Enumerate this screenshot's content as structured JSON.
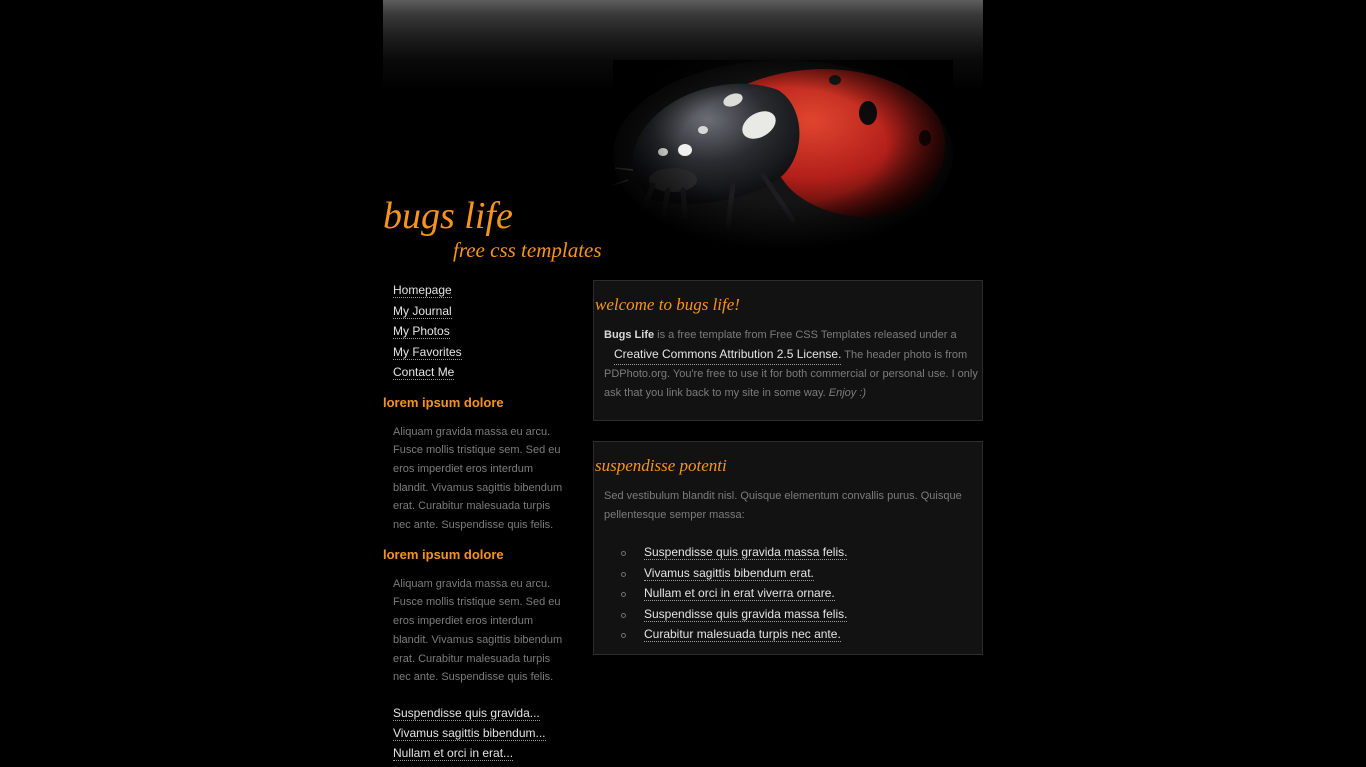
{
  "header": {
    "title": "bugs life",
    "subtitle": "free css templates"
  },
  "sidebar": {
    "menu": [
      {
        "label": "Homepage"
      },
      {
        "label": "My Journal"
      },
      {
        "label": "My Photos"
      },
      {
        "label": "My Favorites"
      },
      {
        "label": "Contact Me"
      }
    ],
    "sections": [
      {
        "heading": "lorem ipsum dolore",
        "text": "Aliquam gravida massa eu arcu. Fusce mollis tristique sem. Sed eu eros imperdiet eros interdum blandit. Vivamus sagittis bibendum erat. Curabitur malesuada turpis nec ante. Suspendisse quis felis."
      },
      {
        "heading": "lorem ipsum dolore",
        "text": "Aliquam gravida massa eu arcu. Fusce mollis tristique sem. Sed eu eros imperdiet eros interdum blandit. Vivamus sagittis bibendum erat. Curabitur malesuada turpis nec ante. Suspendisse quis felis."
      }
    ],
    "links": [
      {
        "label": "Suspendisse quis gravida..."
      },
      {
        "label": "Vivamus sagittis bibendum..."
      },
      {
        "label": "Nullam et orci in erat..."
      }
    ]
  },
  "welcome": {
    "heading": "welcome to bugs life!",
    "bold_name": "Bugs Life",
    "text_before_link": " is a free template from Free CSS Templates released under a",
    "link_label": "Creative Commons Attribution 2.5 License.",
    "text_after_link": " The header photo is from PDPhoto.org. You're free to use it for both commercial or personal use. I only ask that you link back to my site in some way. ",
    "closing": "Enjoy :)"
  },
  "suspendisse": {
    "heading": "suspendisse potenti",
    "text": "Sed vestibulum blandit nisl. Quisque elementum convallis purus. Quisque pellentesque semper massa:",
    "items": [
      {
        "label": "Suspendisse quis gravida massa felis."
      },
      {
        "label": "Vivamus sagittis bibendum erat."
      },
      {
        "label": "Nullam et orci in erat viverra ornare."
      },
      {
        "label": "Suspendisse quis gravida massa felis."
      },
      {
        "label": "Curabitur malesuada turpis nec ante."
      }
    ]
  },
  "colors": {
    "background": "#000000",
    "accent": "#f7941e",
    "link": "#e4e4e4",
    "body_text": "#7c7c7c",
    "box_background": "#121212",
    "box_border": "#2c2c2c"
  },
  "icons": {
    "header_photo": "ladybug-photo",
    "list_bullet": "circle-bullet-icon"
  }
}
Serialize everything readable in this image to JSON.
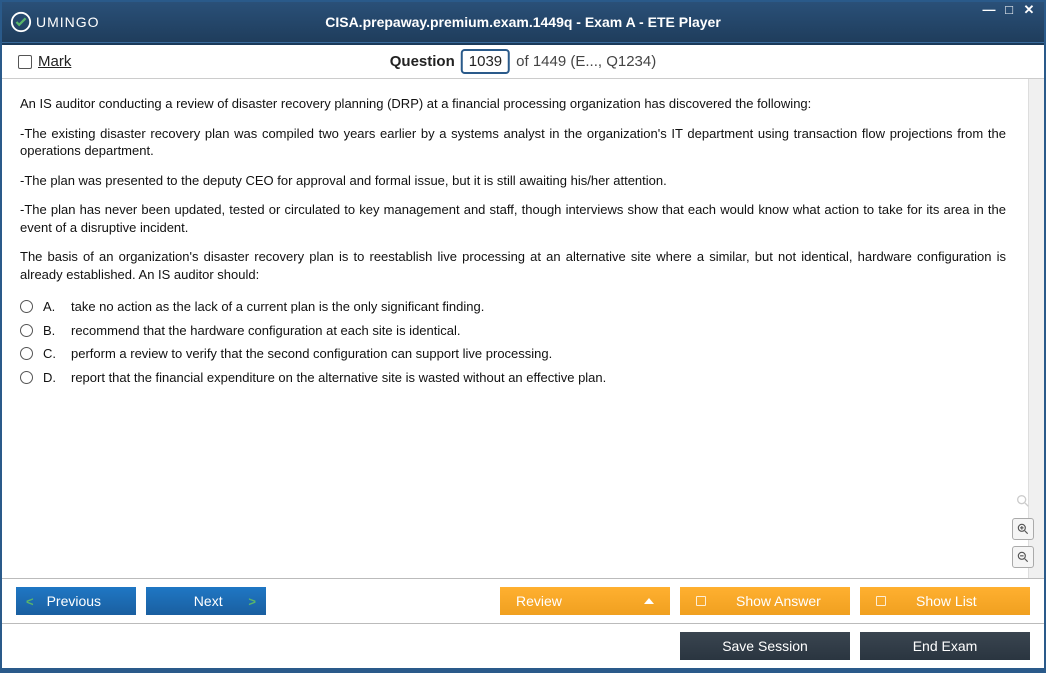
{
  "window": {
    "title": "CISA.prepaway.premium.exam.1449q - Exam A - ETE Player",
    "logo_text": "UMINGO"
  },
  "header": {
    "mark_label": "Mark",
    "question_word": "Question",
    "question_number": "1039",
    "question_total": "of 1449 (E..., Q1234)"
  },
  "question": {
    "intro": "An IS auditor conducting a review of disaster recovery planning (DRP) at a financial processing organization has discovered the following:",
    "p1": "-The existing disaster recovery plan was compiled two years earlier by a systems analyst in the organization's IT department using transaction flow projections from the operations department.",
    "p2": "-The plan was presented to the deputy CEO for approval and formal issue, but it is still awaiting his/her attention.",
    "p3": "-The plan has never been updated, tested or circulated to key management and staff, though interviews show that each would know what action to take for its area in the event of a disruptive incident.",
    "p4": "The basis of an organization's disaster recovery plan is to reestablish live processing at an alternative site where a similar, but not identical, hardware configuration is already established. An IS auditor should:",
    "options": [
      {
        "letter": "A.",
        "text": "take no action as the lack of a current plan is the only significant finding."
      },
      {
        "letter": "B.",
        "text": "recommend that the hardware configuration at each site is identical."
      },
      {
        "letter": "C.",
        "text": "perform a review to verify that the second configuration can support live processing."
      },
      {
        "letter": "D.",
        "text": "report that the financial expenditure on the alternative site is wasted without an effective plan."
      }
    ]
  },
  "buttons": {
    "previous": "Previous",
    "next": "Next",
    "review": "Review",
    "show_answer": "Show Answer",
    "show_list": "Show List",
    "save_session": "Save Session",
    "end_exam": "End Exam"
  }
}
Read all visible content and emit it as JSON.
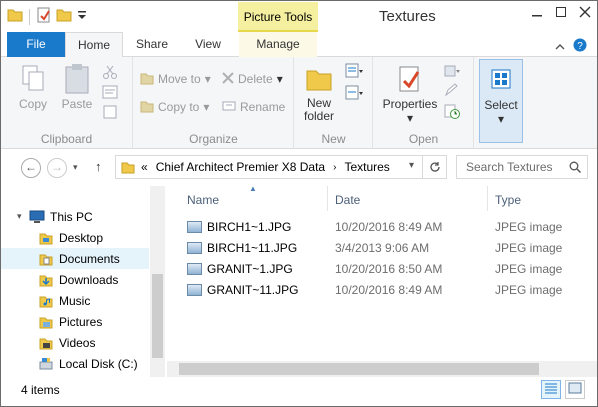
{
  "window": {
    "title": "Textures",
    "contextual_tab_group": "Picture Tools"
  },
  "tabs": [
    {
      "label": "File"
    },
    {
      "label": "Home"
    },
    {
      "label": "Share"
    },
    {
      "label": "View"
    },
    {
      "label": "Manage"
    }
  ],
  "ribbon": {
    "clipboard": {
      "label": "Clipboard",
      "copy": "Copy",
      "paste": "Paste"
    },
    "organize": {
      "label": "Organize",
      "move_to": "Move to",
      "copy_to": "Copy to",
      "delete": "Delete",
      "rename": "Rename"
    },
    "new": {
      "label": "New",
      "new_folder_line1": "New",
      "new_folder_line2": "folder"
    },
    "open": {
      "label": "Open",
      "properties": "Properties"
    },
    "select": {
      "label": "Select"
    }
  },
  "address": {
    "overflow": "«",
    "crumbs": [
      "Chief Architect Premier X8 Data",
      "Textures"
    ],
    "search_placeholder": "Search Textures"
  },
  "nav": {
    "items": [
      {
        "label": "This PC"
      },
      {
        "label": "Desktop"
      },
      {
        "label": "Documents"
      },
      {
        "label": "Downloads"
      },
      {
        "label": "Music"
      },
      {
        "label": "Pictures"
      },
      {
        "label": "Videos"
      },
      {
        "label": "Local Disk (C:)"
      }
    ]
  },
  "columns": {
    "name": "Name",
    "date": "Date",
    "type": "Type"
  },
  "files": [
    {
      "name": "BIRCH1~1.JPG",
      "date": "10/20/2016 8:49 AM",
      "type": "JPEG image"
    },
    {
      "name": "BIRCH1~11.JPG",
      "date": "3/4/2013 9:06 AM",
      "type": "JPEG image"
    },
    {
      "name": "GRANIT~1.JPG",
      "date": "10/20/2016 8:50 AM",
      "type": "JPEG image"
    },
    {
      "name": "GRANIT~11.JPG",
      "date": "10/20/2016 8:49 AM",
      "type": "JPEG image"
    }
  ],
  "status": {
    "item_count": "4 items"
  },
  "colors": {
    "file_tab": "#1979ca",
    "picture_tools": "#f5f0a0",
    "selection": "#e5f3fb"
  }
}
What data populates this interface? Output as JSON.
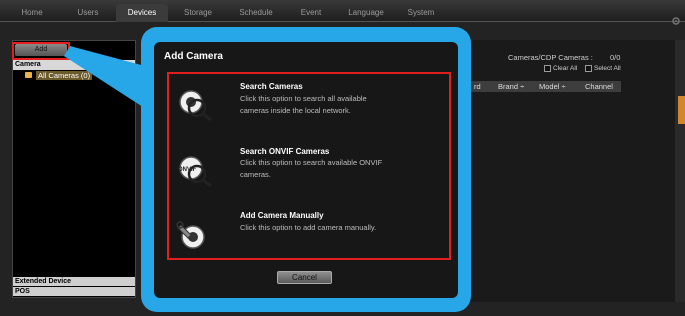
{
  "nav": {
    "tabs": [
      {
        "label": "Home"
      },
      {
        "label": "Users"
      },
      {
        "label": "Devices"
      },
      {
        "label": "Storage"
      },
      {
        "label": "Schedule"
      },
      {
        "label": "Event"
      },
      {
        "label": "Language"
      },
      {
        "label": "System"
      }
    ],
    "active_tab": "Devices"
  },
  "left_panel": {
    "add_label": "Add",
    "camera_header": "Camera",
    "all_cameras": "All Cameras (0)",
    "extended_device": "Extended Device",
    "pos": "POS"
  },
  "right_panel": {
    "cdp_label": "Cameras/CDP Cameras :",
    "cdp_value": "0/0",
    "clear_all": "Clear All",
    "select_all": "Select All",
    "columns": [
      "rd",
      "Brand ÷",
      "Model ÷",
      "Channel"
    ]
  },
  "dialog": {
    "title": "Add Camera",
    "options": [
      {
        "title": "Search Cameras",
        "description": "Click this option to search all available cameras inside the local network."
      },
      {
        "title": "Search ONVIF Cameras",
        "description": "Click this option to search available ONVIF cameras."
      },
      {
        "title": "Add Camera Manually",
        "description": "Click this option to add camera manually."
      }
    ],
    "onvif_badge": "ONVIF",
    "cancel_label": "Cancel"
  },
  "colors": {
    "callout": "#27a6e8",
    "highlight": "#e0201f",
    "accent": "#d4862b"
  },
  "icons": [
    "camera-search-icon",
    "onvif-search-icon",
    "manual-add-camera-icon",
    "folder-icon",
    "settings-icon"
  ]
}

▬▬▬▬▬▬

DIRECTIVE: Keep every word of the data as it is when you write it out, but drop the pictures.

ANSWER FOR THE TASK:
Enumerate this screenshot's content as structured JSON.
{
  "header": {
    "title": "bugs life",
    "subtitle": "free css templates"
  },
  "sidebar": {
    "menu": [
      {
        "label": "Homepage"
      },
      {
        "label": "My Journal"
      },
      {
        "label": "My Photos"
      },
      {
        "label": "My Favorites"
      },
      {
        "label": "Contact Me"
      }
    ],
    "sections": [
      {
        "heading": "lorem ipsum dolore",
        "text": "Aliquam gravida massa eu arcu. Fusce mollis tristique sem. Sed eu eros imperdiet eros interdum blandit. Vivamus sagittis bibendum erat. Curabitur malesuada turpis nec ante. Suspendisse quis felis."
      },
      {
        "heading": "lorem ipsum dolore",
        "text": "Aliquam gravida massa eu arcu. Fusce mollis tristique sem. Sed eu eros imperdiet eros interdum blandit. Vivamus sagittis bibendum erat. Curabitur malesuada turpis nec ante. Suspendisse quis felis."
      }
    ],
    "links": [
      {
        "label": "Suspendisse quis gravida..."
      },
      {
        "label": "Vivamus sagittis bibendum..."
      },
      {
        "label": "Nullam et orci in erat..."
      }
    ]
  },
  "welcome": {
    "heading": "welcome to bugs life!",
    "bold_name": "Bugs Life",
    "text_before_link": " is a free template from Free CSS Templates released under a",
    "link_label": "Creative Commons Attribution 2.5 License.",
    "text_after_link": " The header photo is from PDPhoto.org. You're free to use it for both commercial or personal use. I only ask that you link back to my site in some way. ",
    "closing": "Enjoy :)"
  },
  "suspendisse": {
    "heading": "suspendisse potenti",
    "text": "Sed vestibulum blandit nisl. Quisque elementum convallis purus. Quisque pellentesque semper massa:",
    "items": [
      {
        "label": "Suspendisse quis gravida massa felis."
      },
      {
        "label": "Vivamus sagittis bibendum erat."
      },
      {
        "label": "Nullam et orci in erat viverra ornare."
      },
      {
        "label": "Suspendisse quis gravida massa felis."
      },
      {
        "label": "Curabitur malesuada turpis nec ante."
      }
    ]
  },
  "colors": {
    "background": "#000000",
    "accent": "#f7941e",
    "link": "#e4e4e4",
    "body_text": "#7c7c7c",
    "box_background": "#121212",
    "box_border": "#2c2c2c"
  },
  "icons": {
    "header_photo": "ladybug-photo",
    "list_bullet": "circle-bullet-icon"
  }
}
Serialize everything readable in this image to JSON.
{
  "window": {
    "title": "CISA.prepaway.premium.exam.1449q - Exam A - ETE Player",
    "logo_text": "UMINGO"
  },
  "header": {
    "mark_label": "Mark",
    "question_word": "Question",
    "question_number": "1039",
    "question_total": "of 1449 (E..., Q1234)"
  },
  "question": {
    "intro": "An IS auditor conducting a review of disaster recovery planning (DRP) at a financial processing organization has discovered the following:",
    "p1": "-The existing disaster recovery plan was compiled two years earlier by a systems analyst in the organization's IT department using transaction flow projections from the operations department.",
    "p2": "-The plan was presented to the deputy CEO for approval and formal issue, but it is still awaiting his/her attention.",
    "p3": "-The plan has never been updated, tested or circulated to key management and staff, though interviews show that each would know what action to take for its area in the event of a disruptive incident.",
    "p4": "The basis of an organization's disaster recovery plan is to reestablish live processing at an alternative site where a similar, but not identical, hardware configuration is already established. An IS auditor should:",
    "options": [
      {
        "letter": "A.",
        "text": "take no action as the lack of a current plan is the only significant finding."
      },
      {
        "letter": "B.",
        "text": "recommend that the hardware configuration at each site is identical."
      },
      {
        "letter": "C.",
        "text": "perform a review to verify that the second configuration can support live processing."
      },
      {
        "letter": "D.",
        "text": "report that the financial expenditure on the alternative site is wasted without an effective plan."
      }
    ]
  },
  "buttons": {
    "previous": "Previous",
    "next": "Next",
    "review": "Review",
    "show_answer": "Show Answer",
    "show_list": "Show List",
    "save_session": "Save Session",
    "end_exam": "End Exam"
  }
}
Read all visible content and emit it as JSON.
{
  "window": {
    "title": "Textures",
    "contextual_tab_group": "Picture Tools"
  },
  "tabs": [
    {
      "label": "File"
    },
    {
      "label": "Home"
    },
    {
      "label": "Share"
    },
    {
      "label": "View"
    },
    {
      "label": "Manage"
    }
  ],
  "ribbon": {
    "clipboard": {
      "label": "Clipboard",
      "copy": "Copy",
      "paste": "Paste"
    },
    "organize": {
      "label": "Organize",
      "move_to": "Move to",
      "copy_to": "Copy to",
      "delete": "Delete",
      "rename": "Rename"
    },
    "new": {
      "label": "New",
      "new_folder_line1": "New",
      "new_folder_line2": "folder"
    },
    "open": {
      "label": "Open",
      "properties": "Properties"
    },
    "select": {
      "label": "Select"
    }
  },
  "address": {
    "overflow": "«",
    "crumbs": [
      "Chief Architect Premier X8 Data",
      "Textures"
    ],
    "search_placeholder": "Search Textures"
  },
  "nav": {
    "items": [
      {
        "label": "This PC"
      },
      {
        "label": "Desktop"
      },
      {
        "label": "Documents"
      },
      {
        "label": "Downloads"
      },
      {
        "label": "Music"
      },
      {
        "label": "Pictures"
      },
      {
        "label": "Videos"
      },
      {
        "label": "Local Disk (C:)"
      }
    ]
  },
  "columns": {
    "name": "Name",
    "date": "Date",
    "type": "Type"
  },
  "files": [
    {
      "name": "BIRCH1~1.JPG",
      "date": "10/20/2016 8:49 AM",
      "type": "JPEG image"
    },
    {
      "name": "BIRCH1~11.JPG",
      "date": "3/4/2013 9:06 AM",
      "type": "JPEG image"
    },
    {
      "name": "GRANIT~1.JPG",
      "date": "10/20/2016 8:50 AM",
      "type": "JPEG image"
    },
    {
      "name": "GRANIT~11.JPG",
      "date": "10/20/2016 8:49 AM",
      "type": "JPEG image"
    }
  ],
  "status": {
    "item_count": "4 items"
  },
  "colors": {
    "file_tab": "#1979ca",
    "picture_tools": "#f5f0a0",
    "selection": "#e5f3fb"
  }
}
What data populates this interface? Output as JSON.
{
  "nav": {
    "tabs": [
      {
        "label": "Home"
      },
      {
        "label": "Users"
      },
      {
        "label": "Devices"
      },
      {
        "label": "Storage"
      },
      {
        "label": "Schedule"
      },
      {
        "label": "Event"
      },
      {
        "label": "Language"
      },
      {
        "label": "System"
      }
    ],
    "active_tab": "Devices"
  },
  "left_panel": {
    "add_label": "Add",
    "camera_header": "Camera",
    "all_cameras": "All Cameras (0)",
    "extended_device": "Extended Device",
    "pos": "POS"
  },
  "right_panel": {
    "cdp_label": "Cameras/CDP Cameras :",
    "cdp_value": "0/0",
    "clear_all": "Clear All",
    "select_all": "Select All",
    "columns": [
      "rd",
      "Brand ÷",
      "Model ÷",
      "Channel"
    ]
  },
  "dialog": {
    "title": "Add Camera",
    "options": [
      {
        "title": "Search Cameras",
        "description": "Click this option to search all available cameras inside the local network."
      },
      {
        "title": "Search ONVIF Cameras",
        "description": "Click this option to search available ONVIF cameras."
      },
      {
        "title": "Add Camera Manually",
        "description": "Click this option to add camera manually."
      }
    ],
    "onvif_badge": "ONVIF",
    "cancel_label": "Cancel"
  },
  "colors": {
    "callout": "#27a6e8",
    "highlight": "#e0201f",
    "accent": "#d4862b"
  },
  "icons": [
    "camera-search-icon",
    "onvif-search-icon",
    "manual-add-camera-icon",
    "folder-icon",
    "settings-icon"
  ]
}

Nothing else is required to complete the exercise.